◆ **Written instruction**: Every line with the string "tunnel" should be gathered.
------------------------------------------------
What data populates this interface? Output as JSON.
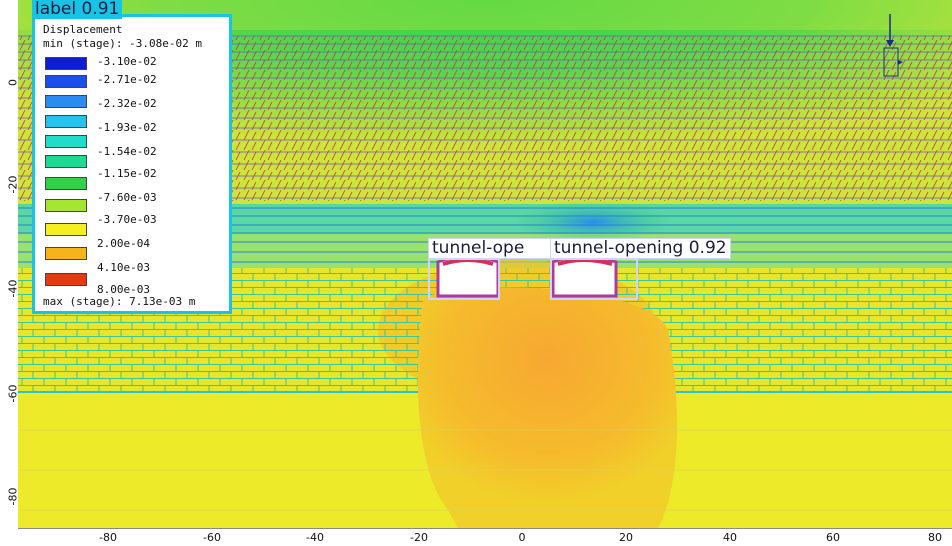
{
  "legend": {
    "title": "Displacement",
    "min_text": "min (stage): -3.08e-02 m",
    "max_text": "max (stage): 7.13e-03 m",
    "entries": [
      {
        "label": "-3.10e-02",
        "color": "#0a1ed2"
      },
      {
        "label": "-2.71e-02",
        "color": "#1a50e8"
      },
      {
        "label": "-2.32e-02",
        "color": "#2a8cf0"
      },
      {
        "label": "-1.93e-02",
        "color": "#28c0ee"
      },
      {
        "label": "-1.54e-02",
        "color": "#22dccb"
      },
      {
        "label": "-1.15e-02",
        "color": "#20d890"
      },
      {
        "label": "-7.60e-03",
        "color": "#33d04a"
      },
      {
        "label": "-3.70e-03",
        "color": "#a6e632"
      },
      {
        "label": "2.00e-04",
        "color": "#f5ef22"
      },
      {
        "label": "4.10e-03",
        "color": "#f5b51a"
      },
      {
        "label": "8.00e-03",
        "color": "#e23b12"
      }
    ]
  },
  "detections": {
    "label_box": "label 0.91",
    "tunnel_left": "tunnel-ope",
    "tunnel_right": "tunnel-opening 0.92"
  },
  "axes": {
    "y_ticks": [
      "0",
      "-20",
      "-40",
      "-60",
      "-80"
    ],
    "x_ticks": [
      "-80",
      "-60",
      "-40",
      "-20",
      "0",
      "20",
      "40",
      "60",
      "80"
    ]
  },
  "colors": {
    "background_contour": "#e6f02a",
    "upper_layer": "#3ad67a",
    "joint_lines": "#d2374f",
    "legend_border": "#17c4e6"
  }
}
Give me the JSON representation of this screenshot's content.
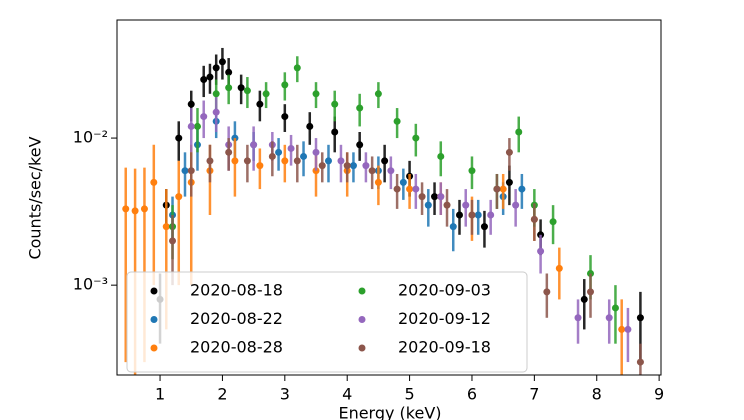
{
  "chart_data": {
    "type": "scatter",
    "x_label": "Energy (keV)",
    "y_label": "Counts/sec/keV",
    "yscale": "log",
    "xlim": [
      0.31,
      9.03
    ],
    "ylim": [
      0.000245,
      0.0635
    ],
    "xticks": [
      1,
      2,
      3,
      4,
      5,
      6,
      7,
      8,
      9
    ],
    "yticks": [
      {
        "value": 0.001,
        "label": "10⁻³"
      },
      {
        "value": 0.01,
        "label": "10⁻²"
      }
    ],
    "legend": "lower left",
    "series": [
      {
        "name": "2020-08-18",
        "color": "#000000",
        "x": [
          1.0,
          1.1,
          1.3,
          1.5,
          1.7,
          1.8,
          1.9,
          2.0,
          2.1,
          2.3,
          2.6,
          3.0,
          3.4,
          3.8,
          4.2,
          4.6,
          5.0,
          5.4,
          5.8,
          6.2,
          6.6,
          7.1,
          7.8,
          8.7
        ],
        "values": [
          0.0008,
          0.0035,
          0.01,
          0.017,
          0.025,
          0.026,
          0.03,
          0.033,
          0.028,
          0.022,
          0.017,
          0.014,
          0.012,
          0.011,
          0.009,
          0.007,
          0.0055,
          0.004,
          0.003,
          0.0025,
          0.005,
          0.0022,
          0.0008,
          0.0006
        ],
        "errors": [
          0.0004,
          0.001,
          0.003,
          0.004,
          0.006,
          0.006,
          0.007,
          0.008,
          0.007,
          0.005,
          0.004,
          0.003,
          0.003,
          0.003,
          0.002,
          0.002,
          0.0015,
          0.001,
          0.0008,
          0.0007,
          0.0015,
          0.0006,
          0.0003,
          0.0003
        ]
      },
      {
        "name": "2020-08-22",
        "color": "#1f77b4",
        "x": [
          1.2,
          1.4,
          1.6,
          1.9,
          2.2,
          2.5,
          2.9,
          3.3,
          3.7,
          4.1,
          4.5,
          4.9,
          5.3,
          5.7,
          6.1,
          6.5,
          6.8
        ],
        "values": [
          0.003,
          0.006,
          0.009,
          0.013,
          0.01,
          0.009,
          0.008,
          0.0075,
          0.007,
          0.0065,
          0.006,
          0.005,
          0.0035,
          0.0025,
          0.003,
          0.004,
          0.0045
        ],
        "errors": [
          0.001,
          0.002,
          0.003,
          0.003,
          0.003,
          0.002,
          0.002,
          0.002,
          0.002,
          0.0015,
          0.0015,
          0.0012,
          0.001,
          0.0008,
          0.0008,
          0.001,
          0.0012
        ]
      },
      {
        "name": "2020-08-28",
        "color": "#ff7f0e",
        "x": [
          0.45,
          0.6,
          0.75,
          0.9,
          1.1,
          1.3,
          1.5,
          1.8,
          2.2,
          2.6,
          3.0,
          3.5,
          4.0,
          4.5,
          5.0,
          5.5,
          6.0,
          6.5,
          7.0,
          7.4,
          8.4
        ],
        "values": [
          0.0033,
          0.0032,
          0.0033,
          0.005,
          0.0025,
          0.004,
          0.005,
          0.006,
          0.007,
          0.0065,
          0.007,
          0.006,
          0.006,
          0.005,
          0.0045,
          0.004,
          0.003,
          0.0045,
          0.0028,
          0.0013,
          0.0005
        ],
        "errors": [
          0.003,
          0.003,
          0.003,
          0.004,
          0.002,
          0.003,
          0.004,
          0.003,
          0.003,
          0.002,
          0.002,
          0.002,
          0.002,
          0.0015,
          0.0012,
          0.001,
          0.001,
          0.0012,
          0.0008,
          0.0005,
          0.0003
        ]
      },
      {
        "name": "2020-09-03",
        "color": "#2ca02c",
        "x": [
          1.2,
          1.6,
          1.9,
          2.1,
          2.4,
          2.7,
          3.0,
          3.2,
          3.5,
          3.8,
          4.2,
          4.5,
          4.8,
          5.1,
          5.5,
          6.0,
          6.4,
          6.75,
          7.0,
          7.3,
          7.9,
          8.3
        ],
        "values": [
          0.0025,
          0.012,
          0.02,
          0.022,
          0.021,
          0.02,
          0.023,
          0.03,
          0.02,
          0.017,
          0.016,
          0.02,
          0.013,
          0.01,
          0.0075,
          0.006,
          0.0045,
          0.011,
          0.0035,
          0.0027,
          0.0012,
          0.0007
        ],
        "errors": [
          0.001,
          0.004,
          0.005,
          0.005,
          0.005,
          0.004,
          0.005,
          0.006,
          0.004,
          0.004,
          0.004,
          0.004,
          0.003,
          0.0025,
          0.002,
          0.0015,
          0.0012,
          0.003,
          0.001,
          0.0008,
          0.0004,
          0.0003
        ]
      },
      {
        "name": "2020-09-12",
        "color": "#9467bd",
        "x": [
          1.5,
          1.7,
          1.9,
          2.1,
          2.5,
          2.8,
          3.1,
          3.5,
          3.9,
          4.3,
          4.7,
          5.1,
          5.5,
          5.9,
          6.3,
          6.7,
          7.1,
          7.7,
          8.2,
          8.5
        ],
        "values": [
          0.012,
          0.014,
          0.015,
          0.009,
          0.009,
          0.009,
          0.0085,
          0.008,
          0.007,
          0.0065,
          0.006,
          0.0045,
          0.004,
          0.0035,
          0.003,
          0.0035,
          0.0017,
          0.0006,
          0.0006,
          0.0005
        ],
        "errors": [
          0.004,
          0.004,
          0.004,
          0.003,
          0.003,
          0.002,
          0.002,
          0.002,
          0.002,
          0.0015,
          0.0015,
          0.0012,
          0.001,
          0.001,
          0.0008,
          0.001,
          0.0005,
          0.0002,
          0.0002,
          0.0002
        ]
      },
      {
        "name": "2020-09-18",
        "color": "#8c564b",
        "x": [
          1.2,
          1.5,
          1.8,
          2.1,
          2.4,
          2.8,
          3.2,
          3.6,
          4.0,
          4.4,
          4.8,
          5.2,
          5.6,
          6.0,
          6.4,
          6.6,
          7.0,
          7.2,
          7.9,
          8.7
        ],
        "values": [
          0.002,
          0.006,
          0.007,
          0.008,
          0.007,
          0.0075,
          0.007,
          0.0065,
          0.0065,
          0.006,
          0.0045,
          0.004,
          0.0035,
          0.003,
          0.0045,
          0.008,
          0.0028,
          0.0009,
          0.0009,
          0.0003
        ],
        "errors": [
          0.001,
          0.002,
          0.002,
          0.002,
          0.002,
          0.002,
          0.002,
          0.0015,
          0.0015,
          0.0015,
          0.0012,
          0.001,
          0.001,
          0.0008,
          0.0012,
          0.002,
          0.0008,
          0.0003,
          0.0003,
          0.0001
        ]
      }
    ]
  }
}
------------------------------------------------
◆ **Solution to the problem**:
    "tunnel_left": "tunnel-ope",
    "tunnel_right": "tunnel-opening 0.92"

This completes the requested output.